[What is expected]: Write out the entries again exactly as they are given.

Excerpt from a dataset
****************************************

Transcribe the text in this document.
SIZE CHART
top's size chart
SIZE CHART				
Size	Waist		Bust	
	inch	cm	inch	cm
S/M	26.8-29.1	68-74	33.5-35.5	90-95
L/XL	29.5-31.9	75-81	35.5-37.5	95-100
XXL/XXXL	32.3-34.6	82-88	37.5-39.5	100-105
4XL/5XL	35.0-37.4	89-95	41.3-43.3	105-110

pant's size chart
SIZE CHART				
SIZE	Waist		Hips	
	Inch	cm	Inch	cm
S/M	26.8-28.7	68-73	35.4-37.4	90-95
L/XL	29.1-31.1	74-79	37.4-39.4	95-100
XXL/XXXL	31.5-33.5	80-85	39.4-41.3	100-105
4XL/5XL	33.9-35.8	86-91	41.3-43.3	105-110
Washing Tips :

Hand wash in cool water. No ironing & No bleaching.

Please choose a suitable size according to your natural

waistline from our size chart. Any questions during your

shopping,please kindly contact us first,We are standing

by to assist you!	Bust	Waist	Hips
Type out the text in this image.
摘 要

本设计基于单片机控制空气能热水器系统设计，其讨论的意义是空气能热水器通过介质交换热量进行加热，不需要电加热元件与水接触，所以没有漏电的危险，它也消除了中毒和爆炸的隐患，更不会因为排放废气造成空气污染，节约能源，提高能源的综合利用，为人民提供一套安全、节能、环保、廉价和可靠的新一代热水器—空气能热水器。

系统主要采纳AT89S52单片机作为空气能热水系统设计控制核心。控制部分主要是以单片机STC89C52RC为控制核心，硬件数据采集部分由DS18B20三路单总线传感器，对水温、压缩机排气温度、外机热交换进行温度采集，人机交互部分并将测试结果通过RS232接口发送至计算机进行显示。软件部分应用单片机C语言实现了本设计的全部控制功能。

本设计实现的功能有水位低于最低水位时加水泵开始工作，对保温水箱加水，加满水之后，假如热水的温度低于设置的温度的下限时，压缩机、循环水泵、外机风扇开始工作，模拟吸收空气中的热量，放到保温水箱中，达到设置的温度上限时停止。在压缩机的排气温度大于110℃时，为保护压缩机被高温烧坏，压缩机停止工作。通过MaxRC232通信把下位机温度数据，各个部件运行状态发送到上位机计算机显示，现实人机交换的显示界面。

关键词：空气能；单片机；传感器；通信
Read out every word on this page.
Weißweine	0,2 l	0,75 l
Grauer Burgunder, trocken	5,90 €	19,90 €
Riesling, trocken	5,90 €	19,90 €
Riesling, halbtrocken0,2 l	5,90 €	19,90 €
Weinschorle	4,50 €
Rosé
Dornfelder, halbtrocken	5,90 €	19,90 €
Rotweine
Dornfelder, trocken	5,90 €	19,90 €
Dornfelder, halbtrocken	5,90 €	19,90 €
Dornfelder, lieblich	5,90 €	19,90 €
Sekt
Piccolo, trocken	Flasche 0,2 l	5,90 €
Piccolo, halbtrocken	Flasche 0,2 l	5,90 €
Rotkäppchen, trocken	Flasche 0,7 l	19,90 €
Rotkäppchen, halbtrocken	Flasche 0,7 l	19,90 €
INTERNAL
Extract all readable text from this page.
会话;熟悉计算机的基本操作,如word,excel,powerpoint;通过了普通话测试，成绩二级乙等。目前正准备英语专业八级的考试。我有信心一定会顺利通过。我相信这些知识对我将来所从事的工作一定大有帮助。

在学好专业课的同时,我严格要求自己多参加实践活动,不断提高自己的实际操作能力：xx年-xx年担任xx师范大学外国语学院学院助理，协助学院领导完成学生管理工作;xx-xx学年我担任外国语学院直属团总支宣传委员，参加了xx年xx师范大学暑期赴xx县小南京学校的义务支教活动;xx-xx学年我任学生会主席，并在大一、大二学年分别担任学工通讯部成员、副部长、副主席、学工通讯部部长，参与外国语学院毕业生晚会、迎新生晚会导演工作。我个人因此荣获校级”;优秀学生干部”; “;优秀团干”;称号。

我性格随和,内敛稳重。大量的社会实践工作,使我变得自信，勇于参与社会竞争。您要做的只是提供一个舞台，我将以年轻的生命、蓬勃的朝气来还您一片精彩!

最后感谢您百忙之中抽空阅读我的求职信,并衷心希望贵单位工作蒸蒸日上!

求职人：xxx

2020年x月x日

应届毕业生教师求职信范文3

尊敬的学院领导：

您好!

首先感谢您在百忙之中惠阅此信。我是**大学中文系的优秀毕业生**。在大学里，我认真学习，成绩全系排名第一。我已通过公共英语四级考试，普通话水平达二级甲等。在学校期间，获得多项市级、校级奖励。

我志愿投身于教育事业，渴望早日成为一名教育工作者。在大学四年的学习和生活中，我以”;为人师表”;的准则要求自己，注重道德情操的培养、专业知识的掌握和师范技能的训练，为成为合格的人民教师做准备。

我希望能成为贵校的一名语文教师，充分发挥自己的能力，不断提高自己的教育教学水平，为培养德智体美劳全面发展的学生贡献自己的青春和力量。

****************************************

[Correct output]:
Transcribe the text in this document.
SIZE CHART
top's size chart
SIZE CHART				
Size	Waist		Bust	
	inch	cm	inch	cm
S/M	26.8-29.1	68-74	33.5-35.5	90-95
L/XL	29.5-31.9	75-81	35.5-37.5	95-100
XXL/XXXL	32.3-34.6	82-88	37.5-39.5	100-105
4XL/5XL	35.0-37.4	89-95	41.3-43.3	105-110

pant's size chart
SIZE CHART				
SIZE	Waist		Hips	
	Inch	cm	Inch	cm
S/M	26.8-28.7	68-73	35.4-37.4	90-95
L/XL	29.1-31.1	74-79	37.4-39.4	95-100
XXL/XXXL	31.5-33.5	80-85	39.4-41.3	100-105
4XL/5XL	33.9-35.8	86-91	41.3-43.3	105-110
Washing Tips :

Hand wash in cool water. No ironing & No bleaching.

Please choose a suitable size according to your natural

waistline from our size chart. Any questions during your

shopping,please kindly contact us first,We are standing

by to assist you!	Bust	Waist	Hips
Type out the text in this image.
摘 要

本设计基于单片机控制空气能热水器系统设计，其讨论的意义是空气能热水器通过介质交换热量进行加热，不需要电加热元件与水接触，所以没有漏电的危险，它也消除了中毒和爆炸的隐患，更不会因为排放废气造成空气污染，节约能源，提高能源的综合利用，为人民提供一套安全、节能、环保、廉价和可靠的新一代热水器—空气能热水器。

系统主要采纳AT89S52单片机作为空气能热水系统设计控制核心。控制部分主要是以单片机STC89C52RC为控制核心，硬件数据采集部分由DS18B20三路单总线传感器，对水温、压缩机排气温度、外机热交换进行温度采集，人机交互部分并将测试结果通过RS232接口发送至计算机进行显示。软件部分应用单片机C语言实现了本设计的全部控制功能。

本设计实现的功能有水位低于最低水位时加水泵开始工作，对保温水箱加水，加满水之后，假如热水的温度低于设置的温度的下限时，压缩机、循环水泵、外机风扇开始工作，模拟吸收空气中的热量，放到保温水箱中，达到设置的温度上限时停止。在压缩机的排气温度大于110℃时，为保护压缩机被高温烧坏，压缩机停止工作。通过MaxRC232通信把下位机温度数据，各个部件运行状态发送到上位机计算机显示，现实人机交换的显示界面。

关键词：空气能；单片机；传感器；通信
Read out every word on this page.
Weißweine	0,2 l	0,75 l
Grauer Burgunder, trocken	5,90 €	19,90 €
Riesling, trocken	5,90 €	19,90 €
Riesling, halbtrocken0,2 l	5,90 €	19,90 €
Weinschorle	4,50 €
Rosé
Dornfelder, halbtrocken	5,90 €	19,90 €
Rotweine
Dornfelder, trocken	5,90 €	19,90 €
Dornfelder, halbtrocken	5,90 €	19,90 €
Dornfelder, lieblich	5,90 €	19,90 €
Sekt
Piccolo, trocken	Flasche 0,2 l	5,90 €
Piccolo, halbtrocken	Flasche 0,2 l	5,90 €
Rotkäppchen, trocken	Flasche 0,7 l	19,90 €
Rotkäppchen, halbtrocken	Flasche 0,7 l	19,90 €
INTERNAL
Extract all readable text from this page.
会话;熟悉计算机的基本操作,如word,excel,powerpoint;通过了普通话测试，成绩二级乙等。目前正准备英语专业八级的考试。我有信心一定会顺利通过。我相信这些知识对我将来所从事的工作一定大有帮助。

在学好专业课的同时,我严格要求自己多参加实践活动,不断提高自己的实际操作能力：xx年-xx年担任xx师范大学外国语学院学院助理，协助学院领导完成学生管理工作;xx-xx学年我担任外国语学院直属团总支宣传委员，参加了xx年xx师范大学暑期赴xx县小南京学校的义务支教活动;xx-xx学年我任学生会主席，并在大一、大二学年分别担任学工通讯部成员、副部长、副主席、学工通讯部部长，参与外国语学院毕业生晚会、迎新生晚会导演工作。我个人因此荣获校级”;优秀学生干部”; “;优秀团干”;称号。

我性格随和,内敛稳重。大量的社会实践工作,使我变得自信，勇于参与社会竞争。您要做的只是提供一个舞台，我将以年轻的生命、蓬勃的朝气来还您一片精彩!

最后感谢您百忙之中抽空阅读我的求职信,并衷心希望贵单位工作蒸蒸日上!

求职人：xxx

2020年x月x日

应届毕业生教师求职信范文3

尊敬的学院领导：

您好!

首先感谢您在百忙之中惠阅此信。我是**大学中文系的优秀毕业生**。在大学里，我认真学习，成绩全系排名第一。我已通过公共英语四级考试，普通话水平达二级甲等。在学校期间，获得多项市级、校级奖励。

我志愿投身于教育事业，渴望早日成为一名教育工作者。在大学四年的学习和生活中，我以”;为人师表”;的准则要求自己，注重道德情操的培养、专业知识的掌握和师范技能的训练，为成为合格的人民教师做准备。

我希望能成为贵校的一名语文教师，充分发挥自己的能力，不断提高自己的教育教学水平，为培养德智体美劳全面发展的学生贡献自己的青春和力量。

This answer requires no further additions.